[Task to complete] Write the listing out again, all of it, word for word.

[Listing]
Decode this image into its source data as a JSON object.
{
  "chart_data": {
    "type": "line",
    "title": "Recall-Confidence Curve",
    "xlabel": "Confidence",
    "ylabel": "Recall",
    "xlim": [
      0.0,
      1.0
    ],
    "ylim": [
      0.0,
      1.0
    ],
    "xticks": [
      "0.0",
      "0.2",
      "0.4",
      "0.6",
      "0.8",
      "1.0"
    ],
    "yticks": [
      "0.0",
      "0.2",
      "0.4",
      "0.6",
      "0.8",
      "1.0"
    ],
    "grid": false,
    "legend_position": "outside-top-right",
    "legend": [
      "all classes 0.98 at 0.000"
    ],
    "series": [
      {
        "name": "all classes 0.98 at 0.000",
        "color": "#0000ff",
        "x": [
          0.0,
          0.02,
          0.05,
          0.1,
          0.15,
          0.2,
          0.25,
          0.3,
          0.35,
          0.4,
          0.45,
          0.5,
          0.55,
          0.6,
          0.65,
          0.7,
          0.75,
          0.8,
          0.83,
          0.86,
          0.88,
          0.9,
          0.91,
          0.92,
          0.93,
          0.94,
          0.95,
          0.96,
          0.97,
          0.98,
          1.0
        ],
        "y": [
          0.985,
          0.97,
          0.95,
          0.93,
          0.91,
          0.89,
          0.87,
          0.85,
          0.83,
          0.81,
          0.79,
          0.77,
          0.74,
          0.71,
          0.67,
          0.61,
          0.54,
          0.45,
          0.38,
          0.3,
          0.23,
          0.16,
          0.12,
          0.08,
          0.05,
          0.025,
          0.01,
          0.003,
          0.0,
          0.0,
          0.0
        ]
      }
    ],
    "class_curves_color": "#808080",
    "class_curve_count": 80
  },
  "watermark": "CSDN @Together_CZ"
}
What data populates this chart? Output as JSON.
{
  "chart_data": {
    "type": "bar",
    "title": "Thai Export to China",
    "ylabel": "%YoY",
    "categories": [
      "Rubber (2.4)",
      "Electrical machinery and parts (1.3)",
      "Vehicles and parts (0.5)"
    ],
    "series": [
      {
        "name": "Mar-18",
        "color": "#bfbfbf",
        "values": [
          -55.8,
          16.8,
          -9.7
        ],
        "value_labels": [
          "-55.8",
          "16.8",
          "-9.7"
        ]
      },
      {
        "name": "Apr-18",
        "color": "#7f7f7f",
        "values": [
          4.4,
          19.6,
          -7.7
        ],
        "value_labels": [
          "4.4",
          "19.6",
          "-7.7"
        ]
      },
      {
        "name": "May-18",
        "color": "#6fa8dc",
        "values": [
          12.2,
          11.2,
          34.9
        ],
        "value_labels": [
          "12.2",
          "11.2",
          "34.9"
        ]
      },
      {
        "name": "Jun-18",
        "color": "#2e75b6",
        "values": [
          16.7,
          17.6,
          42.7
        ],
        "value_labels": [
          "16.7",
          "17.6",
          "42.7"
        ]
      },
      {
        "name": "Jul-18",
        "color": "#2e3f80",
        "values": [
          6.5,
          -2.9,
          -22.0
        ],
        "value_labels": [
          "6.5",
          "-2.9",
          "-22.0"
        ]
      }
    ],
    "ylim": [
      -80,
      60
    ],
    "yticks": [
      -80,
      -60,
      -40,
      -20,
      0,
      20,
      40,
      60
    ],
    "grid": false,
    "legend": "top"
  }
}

[Expected answer]
Decode this image into its source data as a JSON object.
{
  "chart_data": {
    "type": "line",
    "title": "Recall-Confidence Curve",
    "xlabel": "Confidence",
    "ylabel": "Recall",
    "xlim": [
      0.0,
      1.0
    ],
    "ylim": [
      0.0,
      1.0
    ],
    "xticks": [
      "0.0",
      "0.2",
      "0.4",
      "0.6",
      "0.8",
      "1.0"
    ],
    "yticks": [
      "0.0",
      "0.2",
      "0.4",
      "0.6",
      "0.8",
      "1.0"
    ],
    "grid": false,
    "legend_position": "outside-top-right",
    "legend": [
      "all classes 0.98 at 0.000"
    ],
    "series": [
      {
        "name": "all classes 0.98 at 0.000",
        "color": "#0000ff",
        "x": [
          0.0,
          0.02,
          0.05,
          0.1,
          0.15,
          0.2,
          0.25,
          0.3,
          0.35,
          0.4,
          0.45,
          0.5,
          0.55,
          0.6,
          0.65,
          0.7,
          0.75,
          0.8,
          0.83,
          0.86,
          0.88,
          0.9,
          0.91,
          0.92,
          0.93,
          0.94,
          0.95,
          0.96,
          0.97,
          0.98,
          1.0
        ],
        "y": [
          0.985,
          0.97,
          0.95,
          0.93,
          0.91,
          0.89,
          0.87,
          0.85,
          0.83,
          0.81,
          0.79,
          0.77,
          0.74,
          0.71,
          0.67,
          0.61,
          0.54,
          0.45,
          0.38,
          0.3,
          0.23,
          0.16,
          0.12,
          0.08,
          0.05,
          0.025,
          0.01,
          0.003,
          0.0,
          0.0,
          0.0
        ]
      }
    ],
    "class_curves_color": "#808080",
    "class_curve_count": 80
  },
  "watermark": "CSDN @Together_CZ"
}
What data populates this chart? Output as JSON.
{
  "chart_data": {
    "type": "bar",
    "title": "Thai Export to China",
    "ylabel": "%YoY",
    "categories": [
      "Rubber (2.4)",
      "Electrical machinery and parts (1.3)",
      "Vehicles and parts (0.5)"
    ],
    "series": [
      {
        "name": "Mar-18",
        "color": "#bfbfbf",
        "values": [
          -55.8,
          16.8,
          -9.7
        ],
        "value_labels": [
          "-55.8",
          "16.8",
          "-9.7"
        ]
      },
      {
        "name": "Apr-18",
        "color": "#7f7f7f",
        "values": [
          4.4,
          19.6,
          -7.7
        ],
        "value_labels": [
          "4.4",
          "19.6",
          "-7.7"
        ]
      },
      {
        "name": "May-18",
        "color": "#6fa8dc",
        "values": [
          12.2,
          11.2,
          34.9
        ],
        "value_labels": [
          "12.2",
          "11.2",
          "34.9"
        ]
      },
      {
        "name": "Jun-18",
        "color": "#2e75b6",
        "values": [
          16.7,
          17.6,
          42.7
        ],
        "value_labels": [
          "16.7",
          "17.6",
          "42.7"
        ]
      },
      {
        "name": "Jul-18",
        "color": "#2e3f80",
        "values": [
          6.5,
          -2.9,
          -22.0
        ],
        "value_labels": [
          "6.5",
          "-2.9",
          "-22.0"
        ]
      }
    ],
    "ylim": [
      -80,
      60
    ],
    "yticks": [
      -80,
      -60,
      -40,
      -20,
      0,
      20,
      40,
      60
    ],
    "grid": false,
    "legend": "top"
  }
}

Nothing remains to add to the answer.